[start of Data provided]

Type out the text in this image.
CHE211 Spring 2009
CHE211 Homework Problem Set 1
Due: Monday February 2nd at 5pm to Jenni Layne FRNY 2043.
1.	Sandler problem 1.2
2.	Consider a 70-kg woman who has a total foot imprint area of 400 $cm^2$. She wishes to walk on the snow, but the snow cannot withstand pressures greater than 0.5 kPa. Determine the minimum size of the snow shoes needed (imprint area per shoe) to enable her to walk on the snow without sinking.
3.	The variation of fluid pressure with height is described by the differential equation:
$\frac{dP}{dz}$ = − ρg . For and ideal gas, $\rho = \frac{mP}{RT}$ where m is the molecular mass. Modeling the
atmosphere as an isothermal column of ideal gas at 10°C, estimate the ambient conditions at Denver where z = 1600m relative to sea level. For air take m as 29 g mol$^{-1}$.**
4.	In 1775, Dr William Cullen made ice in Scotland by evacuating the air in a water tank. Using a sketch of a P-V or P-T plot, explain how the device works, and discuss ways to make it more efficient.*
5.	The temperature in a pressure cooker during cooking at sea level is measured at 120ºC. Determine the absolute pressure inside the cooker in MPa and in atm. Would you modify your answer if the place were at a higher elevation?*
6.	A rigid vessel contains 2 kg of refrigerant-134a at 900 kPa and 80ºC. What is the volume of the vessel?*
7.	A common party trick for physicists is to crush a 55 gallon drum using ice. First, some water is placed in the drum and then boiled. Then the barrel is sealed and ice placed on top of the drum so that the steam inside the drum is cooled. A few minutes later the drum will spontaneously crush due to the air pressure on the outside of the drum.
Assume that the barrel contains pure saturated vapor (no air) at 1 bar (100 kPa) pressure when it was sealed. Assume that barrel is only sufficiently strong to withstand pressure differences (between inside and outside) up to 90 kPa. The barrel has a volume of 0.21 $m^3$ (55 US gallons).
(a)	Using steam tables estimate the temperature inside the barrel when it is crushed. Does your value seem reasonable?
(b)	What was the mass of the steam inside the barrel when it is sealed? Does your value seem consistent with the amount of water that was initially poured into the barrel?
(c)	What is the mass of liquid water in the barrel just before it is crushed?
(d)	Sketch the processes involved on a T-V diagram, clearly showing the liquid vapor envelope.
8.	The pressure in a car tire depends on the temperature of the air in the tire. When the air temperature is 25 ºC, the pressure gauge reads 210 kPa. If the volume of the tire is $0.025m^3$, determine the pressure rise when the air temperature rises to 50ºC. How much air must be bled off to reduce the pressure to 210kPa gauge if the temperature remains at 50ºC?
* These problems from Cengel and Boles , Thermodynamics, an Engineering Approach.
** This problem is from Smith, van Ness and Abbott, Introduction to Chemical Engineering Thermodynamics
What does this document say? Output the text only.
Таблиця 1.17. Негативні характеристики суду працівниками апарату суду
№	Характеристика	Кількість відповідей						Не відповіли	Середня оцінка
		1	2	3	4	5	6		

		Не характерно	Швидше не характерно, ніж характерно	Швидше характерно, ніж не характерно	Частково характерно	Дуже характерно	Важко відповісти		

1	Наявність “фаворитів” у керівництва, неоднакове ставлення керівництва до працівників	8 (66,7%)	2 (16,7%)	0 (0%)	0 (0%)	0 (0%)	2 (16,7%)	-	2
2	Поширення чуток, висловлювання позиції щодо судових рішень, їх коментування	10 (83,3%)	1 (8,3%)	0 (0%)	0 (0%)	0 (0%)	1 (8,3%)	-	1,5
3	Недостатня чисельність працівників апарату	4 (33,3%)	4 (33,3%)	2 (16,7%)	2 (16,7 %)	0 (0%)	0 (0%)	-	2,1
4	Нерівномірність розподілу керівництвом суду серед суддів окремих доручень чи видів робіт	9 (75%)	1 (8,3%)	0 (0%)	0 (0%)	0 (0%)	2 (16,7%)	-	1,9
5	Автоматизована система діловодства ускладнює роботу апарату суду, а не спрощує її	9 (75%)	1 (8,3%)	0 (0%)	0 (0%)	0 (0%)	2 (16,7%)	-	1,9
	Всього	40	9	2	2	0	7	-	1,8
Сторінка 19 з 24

[end of Data provided]

Task objective:
Print every record above exactly as written.

Result of this exercise:
Type out the text in this image.
CHE211 Spring 2009
CHE211 Homework Problem Set 1
Due: Monday February 2nd at 5pm to Jenni Layne FRNY 2043.
1.	Sandler problem 1.2
2.	Consider a 70-kg woman who has a total foot imprint area of 400 $cm^2$. She wishes to walk on the snow, but the snow cannot withstand pressures greater than 0.5 kPa. Determine the minimum size of the snow shoes needed (imprint area per shoe) to enable her to walk on the snow without sinking.
3.	The variation of fluid pressure with height is described by the differential equation:
$\frac{dP}{dz}$ = − ρg . For and ideal gas, $\rho = \frac{mP}{RT}$ where m is the molecular mass. Modeling the
atmosphere as an isothermal column of ideal gas at 10°C, estimate the ambient conditions at Denver where z = 1600m relative to sea level. For air take m as 29 g mol$^{-1}$.**
4.	In 1775, Dr William Cullen made ice in Scotland by evacuating the air in a water tank. Using a sketch of a P-V or P-T plot, explain how the device works, and discuss ways to make it more efficient.*
5.	The temperature in a pressure cooker during cooking at sea level is measured at 120ºC. Determine the absolute pressure inside the cooker in MPa and in atm. Would you modify your answer if the place were at a higher elevation?*
6.	A rigid vessel contains 2 kg of refrigerant-134a at 900 kPa and 80ºC. What is the volume of the vessel?*
7.	A common party trick for physicists is to crush a 55 gallon drum using ice. First, some water is placed in the drum and then boiled. Then the barrel is sealed and ice placed on top of the drum so that the steam inside the drum is cooled. A few minutes later the drum will spontaneously crush due to the air pressure on the outside of the drum.
Assume that the barrel contains pure saturated vapor (no air) at 1 bar (100 kPa) pressure when it was sealed. Assume that barrel is only sufficiently strong to withstand pressure differences (between inside and outside) up to 90 kPa. The barrel has a volume of 0.21 $m^3$ (55 US gallons).
(a)	Using steam tables estimate the temperature inside the barrel when it is crushed. Does your value seem reasonable?
(b)	What was the mass of the steam inside the barrel when it is sealed? Does your value seem consistent with the amount of water that was initially poured into the barrel?
(c)	What is the mass of liquid water in the barrel just before it is crushed?
(d)	Sketch the processes involved on a T-V diagram, clearly showing the liquid vapor envelope.
8.	The pressure in a car tire depends on the temperature of the air in the tire. When the air temperature is 25 ºC, the pressure gauge reads 210 kPa. If the volume of the tire is $0.025m^3$, determine the pressure rise when the air temperature rises to 50ºC. How much air must be bled off to reduce the pressure to 210kPa gauge if the temperature remains at 50ºC?
* These problems from Cengel and Boles , Thermodynamics, an Engineering Approach.
** This problem is from Smith, van Ness and Abbott, Introduction to Chemical Engineering Thermodynamics
What does this document say? Output the text only.
Таблиця 1.17. Негативні характеристики суду працівниками апарату суду
№	Характеристика	Кількість відповідей						Не відповіли	Середня оцінка
		1	2	3	4	5	6		

		Не характерно	Швидше не характерно, ніж характерно	Швидше характерно, ніж не характерно	Частково характерно	Дуже характерно	Важко відповісти		

1	Наявність “фаворитів” у керівництва, неоднакове ставлення керівництва до працівників	8 (66,7%)	2 (16,7%)	0 (0%)	0 (0%)	0 (0%)	2 (16,7%)	-	2
2	Поширення чуток, висловлювання позиції щодо судових рішень, їх коментування	10 (83,3%)	1 (8,3%)	0 (0%)	0 (0%)	0 (0%)	1 (8,3%)	-	1,5
3	Недостатня чисельність працівників апарату	4 (33,3%)	4 (33,3%)	2 (16,7%)	2 (16,7 %)	0 (0%)	0 (0%)	-	2,1
4	Нерівномірність розподілу керівництвом суду серед суддів окремих доручень чи видів робіт	9 (75%)	1 (8,3%)	0 (0%)	0 (0%)	0 (0%)	2 (16,7%)	-	1,9
5	Автоматизована система діловодства ускладнює роботу апарату суду, а не спрощує її	9 (75%)	1 (8,3%)	0 (0%)	0 (0%)	0 (0%)	2 (16,7%)	-	1,9
	Всього	40	9	2	2	0	7	-	1,8
Сторінка 19 з 24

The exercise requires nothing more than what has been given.